WHAT YOU SHOULD DO
Search the data below for the word "this" and copy each line that holds it.
☆ ☆ ☆ ☆
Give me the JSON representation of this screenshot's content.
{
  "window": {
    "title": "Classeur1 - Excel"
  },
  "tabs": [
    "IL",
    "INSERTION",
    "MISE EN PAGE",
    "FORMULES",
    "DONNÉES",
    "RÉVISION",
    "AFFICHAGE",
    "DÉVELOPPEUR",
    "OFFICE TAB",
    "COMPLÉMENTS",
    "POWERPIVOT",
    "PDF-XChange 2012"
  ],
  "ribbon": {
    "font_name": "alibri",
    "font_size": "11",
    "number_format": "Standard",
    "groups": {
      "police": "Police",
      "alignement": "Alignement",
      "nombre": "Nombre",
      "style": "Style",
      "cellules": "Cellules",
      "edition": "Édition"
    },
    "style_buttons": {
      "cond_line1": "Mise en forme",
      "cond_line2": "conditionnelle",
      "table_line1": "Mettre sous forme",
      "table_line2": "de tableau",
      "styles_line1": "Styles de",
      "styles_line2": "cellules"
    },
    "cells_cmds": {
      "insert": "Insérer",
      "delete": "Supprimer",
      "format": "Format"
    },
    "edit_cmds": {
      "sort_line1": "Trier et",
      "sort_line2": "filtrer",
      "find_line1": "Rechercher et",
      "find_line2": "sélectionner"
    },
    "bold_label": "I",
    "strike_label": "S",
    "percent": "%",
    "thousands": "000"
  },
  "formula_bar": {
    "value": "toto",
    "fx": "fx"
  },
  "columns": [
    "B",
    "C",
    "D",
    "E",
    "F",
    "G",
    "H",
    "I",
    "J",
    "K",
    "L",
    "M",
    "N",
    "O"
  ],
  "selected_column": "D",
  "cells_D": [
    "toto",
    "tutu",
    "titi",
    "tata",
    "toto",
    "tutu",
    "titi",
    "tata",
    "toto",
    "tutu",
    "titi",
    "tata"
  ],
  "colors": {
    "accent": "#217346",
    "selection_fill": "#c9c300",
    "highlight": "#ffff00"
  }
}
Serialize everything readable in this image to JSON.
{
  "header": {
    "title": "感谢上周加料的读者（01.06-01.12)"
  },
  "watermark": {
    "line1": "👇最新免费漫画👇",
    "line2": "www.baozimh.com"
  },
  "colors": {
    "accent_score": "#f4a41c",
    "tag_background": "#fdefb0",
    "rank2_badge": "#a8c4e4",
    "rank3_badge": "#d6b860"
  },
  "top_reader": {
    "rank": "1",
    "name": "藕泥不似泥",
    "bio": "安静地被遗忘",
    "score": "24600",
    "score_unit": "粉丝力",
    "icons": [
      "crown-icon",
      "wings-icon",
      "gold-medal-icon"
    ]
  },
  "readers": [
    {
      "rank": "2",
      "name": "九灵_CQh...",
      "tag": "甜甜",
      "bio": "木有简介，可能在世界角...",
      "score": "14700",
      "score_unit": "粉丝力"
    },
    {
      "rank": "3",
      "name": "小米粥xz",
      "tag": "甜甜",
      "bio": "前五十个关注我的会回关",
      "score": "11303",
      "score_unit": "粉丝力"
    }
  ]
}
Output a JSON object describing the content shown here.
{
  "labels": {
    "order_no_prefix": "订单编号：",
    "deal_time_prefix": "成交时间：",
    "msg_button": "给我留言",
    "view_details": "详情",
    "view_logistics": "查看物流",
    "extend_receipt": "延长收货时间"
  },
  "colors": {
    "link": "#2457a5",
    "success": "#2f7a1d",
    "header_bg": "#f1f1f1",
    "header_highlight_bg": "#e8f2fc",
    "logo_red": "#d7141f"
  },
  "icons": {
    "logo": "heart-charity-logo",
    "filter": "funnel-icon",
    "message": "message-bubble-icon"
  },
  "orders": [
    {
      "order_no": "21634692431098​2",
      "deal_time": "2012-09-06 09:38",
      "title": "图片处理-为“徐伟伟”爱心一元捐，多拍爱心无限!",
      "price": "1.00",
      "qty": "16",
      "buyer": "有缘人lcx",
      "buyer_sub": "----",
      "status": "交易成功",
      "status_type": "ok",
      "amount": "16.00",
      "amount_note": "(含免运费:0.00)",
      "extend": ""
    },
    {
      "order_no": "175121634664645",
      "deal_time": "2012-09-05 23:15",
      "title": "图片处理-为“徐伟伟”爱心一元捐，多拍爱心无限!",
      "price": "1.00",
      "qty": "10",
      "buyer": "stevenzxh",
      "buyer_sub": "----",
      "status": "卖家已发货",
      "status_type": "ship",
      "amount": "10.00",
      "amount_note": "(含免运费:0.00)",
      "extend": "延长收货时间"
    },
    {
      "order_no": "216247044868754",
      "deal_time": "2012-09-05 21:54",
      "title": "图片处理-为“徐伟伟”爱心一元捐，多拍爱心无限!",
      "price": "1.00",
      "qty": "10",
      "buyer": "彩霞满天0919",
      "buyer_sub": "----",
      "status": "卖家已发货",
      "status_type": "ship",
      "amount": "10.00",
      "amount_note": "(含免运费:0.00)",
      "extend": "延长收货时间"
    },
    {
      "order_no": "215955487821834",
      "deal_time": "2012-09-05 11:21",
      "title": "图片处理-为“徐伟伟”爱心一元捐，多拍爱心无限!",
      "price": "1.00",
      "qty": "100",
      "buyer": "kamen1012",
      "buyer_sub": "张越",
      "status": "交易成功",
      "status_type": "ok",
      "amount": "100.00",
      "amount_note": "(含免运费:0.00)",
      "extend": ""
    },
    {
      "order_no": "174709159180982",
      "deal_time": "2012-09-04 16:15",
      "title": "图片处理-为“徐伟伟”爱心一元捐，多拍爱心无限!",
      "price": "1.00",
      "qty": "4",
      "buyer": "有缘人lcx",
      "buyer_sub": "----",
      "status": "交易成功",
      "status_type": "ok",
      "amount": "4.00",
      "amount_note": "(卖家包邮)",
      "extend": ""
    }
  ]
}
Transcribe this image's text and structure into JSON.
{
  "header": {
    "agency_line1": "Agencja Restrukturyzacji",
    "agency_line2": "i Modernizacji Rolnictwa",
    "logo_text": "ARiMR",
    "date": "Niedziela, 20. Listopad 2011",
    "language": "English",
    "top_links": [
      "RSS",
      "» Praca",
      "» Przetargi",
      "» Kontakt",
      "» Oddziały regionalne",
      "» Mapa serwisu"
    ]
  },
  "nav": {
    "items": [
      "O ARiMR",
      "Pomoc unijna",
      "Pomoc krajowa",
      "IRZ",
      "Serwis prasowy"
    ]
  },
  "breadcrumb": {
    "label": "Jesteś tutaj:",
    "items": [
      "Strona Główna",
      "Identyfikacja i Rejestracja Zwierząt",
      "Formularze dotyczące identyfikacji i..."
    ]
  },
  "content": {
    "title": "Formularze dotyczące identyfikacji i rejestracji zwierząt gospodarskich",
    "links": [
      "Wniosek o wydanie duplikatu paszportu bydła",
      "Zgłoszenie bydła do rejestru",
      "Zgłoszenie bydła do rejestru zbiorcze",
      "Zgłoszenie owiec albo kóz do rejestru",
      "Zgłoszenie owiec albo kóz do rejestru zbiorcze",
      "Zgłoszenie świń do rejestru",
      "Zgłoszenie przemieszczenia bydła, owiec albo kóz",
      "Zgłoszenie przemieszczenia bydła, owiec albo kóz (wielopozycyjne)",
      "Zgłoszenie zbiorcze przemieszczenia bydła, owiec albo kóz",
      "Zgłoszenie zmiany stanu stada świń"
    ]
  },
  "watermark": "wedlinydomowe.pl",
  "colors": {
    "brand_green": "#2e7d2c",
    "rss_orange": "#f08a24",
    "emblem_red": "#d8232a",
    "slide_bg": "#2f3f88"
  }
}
☆ ☆ ☆ ☆
TASK RESULT
Give me the JSON representation of this screenshot's content.
Serialize everything readable in this image to JSON.
Transcribe this image's text and structure into JSON.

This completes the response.